* What is required *
Set down the full listing exactly as given. Any pictures are to be left out.

— start of Stored data —

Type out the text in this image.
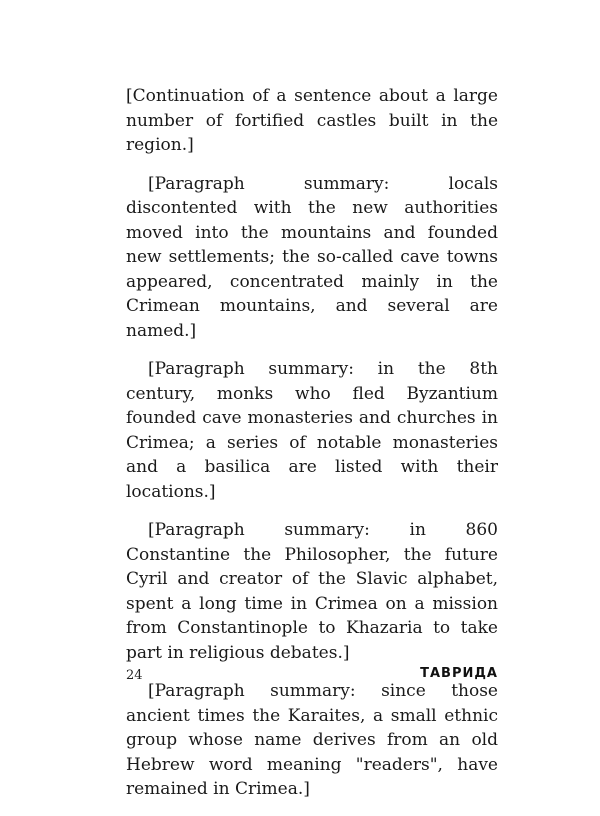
[Continuation of a sentence about a large number of fortified castles built in the region.]

[Paragraph summary: locals discontented with the new authorities moved into the mountains and founded new settlements; the so-called cave towns appeared, concentrated mainly in the Crimean mountains, and several are named.]

[Paragraph summary: in the 8th century, monks who fled Byzantium founded cave monasteries and churches in Crimea; a series of notable monasteries and a basilica are listed with their locations.]

[Paragraph summary: in 860 Constantine the Philosopher, the future Cyril and creator of the Slavic alphabet, spent a long time in Crimea on a mission from Constantinople to Khazaria to take part in religious debates.]

[Paragraph summary: since those ancient times the Karaites, a small ethnic group whose name derives from an old Hebrew word meaning "readers", have remained in Crimea.]

24	ТАВРИДА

— end of Stored data —

* Correct output *
Type out the text in this image.
[Continuation of a sentence about a large number of fortified castles built in the region.]

[Paragraph summary: locals discontented with the new authorities moved into the mountains and founded new settlements; the so-called cave towns appeared, concentrated mainly in the Crimean mountains, and several are named.]

[Paragraph summary: in the 8th century, monks who fled Byzantium founded cave monasteries and churches in Crimea; a series of notable monasteries and a basilica are listed with their locations.]

[Paragraph summary: in 860 Constantine the Philosopher, the future Cyril and creator of the Slavic alphabet, spent a long time in Crimea on a mission from Constantinople to Khazaria to take part in religious debates.]

[Paragraph summary: since those ancient times the Karaites, a small ethnic group whose name derives from an old Hebrew word meaning "readers", have remained in Crimea.]

24	ТАВРИДА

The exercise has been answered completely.